DIRECTION: Each line that follows should be printed again exactly as it stands.
------ SUPPLIED DATA ------
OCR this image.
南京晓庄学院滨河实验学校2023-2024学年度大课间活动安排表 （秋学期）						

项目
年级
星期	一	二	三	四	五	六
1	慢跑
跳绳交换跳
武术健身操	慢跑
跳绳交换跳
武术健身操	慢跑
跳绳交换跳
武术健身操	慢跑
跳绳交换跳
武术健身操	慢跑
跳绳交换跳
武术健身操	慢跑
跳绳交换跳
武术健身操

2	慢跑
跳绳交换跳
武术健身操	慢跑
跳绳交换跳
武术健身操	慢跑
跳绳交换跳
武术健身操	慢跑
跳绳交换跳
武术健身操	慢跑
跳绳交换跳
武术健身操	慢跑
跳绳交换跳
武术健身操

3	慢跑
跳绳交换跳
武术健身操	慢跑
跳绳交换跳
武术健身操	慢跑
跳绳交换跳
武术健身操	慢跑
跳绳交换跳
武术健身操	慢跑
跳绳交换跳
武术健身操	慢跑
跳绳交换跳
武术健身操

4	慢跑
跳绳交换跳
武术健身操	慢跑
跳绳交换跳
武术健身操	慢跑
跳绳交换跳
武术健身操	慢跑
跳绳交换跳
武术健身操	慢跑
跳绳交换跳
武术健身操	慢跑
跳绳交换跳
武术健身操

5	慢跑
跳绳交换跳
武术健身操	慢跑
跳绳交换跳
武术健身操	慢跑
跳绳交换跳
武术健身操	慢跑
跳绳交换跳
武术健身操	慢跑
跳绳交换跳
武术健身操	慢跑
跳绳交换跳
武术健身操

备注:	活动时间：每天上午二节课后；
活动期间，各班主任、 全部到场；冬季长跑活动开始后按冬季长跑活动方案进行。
------
COMPLETED EXERCISE:
OCR this image.
南京晓庄学院滨河实验学校2023-2024学年度大课间活动安排表 （秋学期）						

项目
年级
星期	一	二	三	四	五	六
1	慢跑
跳绳交换跳
武术健身操	慢跑
跳绳交换跳
武术健身操	慢跑
跳绳交换跳
武术健身操	慢跑
跳绳交换跳
武术健身操	慢跑
跳绳交换跳
武术健身操	慢跑
跳绳交换跳
武术健身操

2	慢跑
跳绳交换跳
武术健身操	慢跑
跳绳交换跳
武术健身操	慢跑
跳绳交换跳
武术健身操	慢跑
跳绳交换跳
武术健身操	慢跑
跳绳交换跳
武术健身操	慢跑
跳绳交换跳
武术健身操

3	慢跑
跳绳交换跳
武术健身操	慢跑
跳绳交换跳
武术健身操	慢跑
跳绳交换跳
武术健身操	慢跑
跳绳交换跳
武术健身操	慢跑
跳绳交换跳
武术健身操	慢跑
跳绳交换跳
武术健身操

4	慢跑
跳绳交换跳
武术健身操	慢跑
跳绳交换跳
武术健身操	慢跑
跳绳交换跳
武术健身操	慢跑
跳绳交换跳
武术健身操	慢跑
跳绳交换跳
武术健身操	慢跑
跳绳交换跳
武术健身操

5	慢跑
跳绳交换跳
武术健身操	慢跑
跳绳交换跳
武术健身操	慢跑
跳绳交换跳
武术健身操	慢跑
跳绳交换跳
武术健身操	慢跑
跳绳交换跳
武术健身操	慢跑
跳绳交换跳
武术健身操

备注:	活动时间：每天上午二节课后；
活动期间，各班主任、 全部到场；冬季长跑活动开始后按冬季长跑活动方案进行。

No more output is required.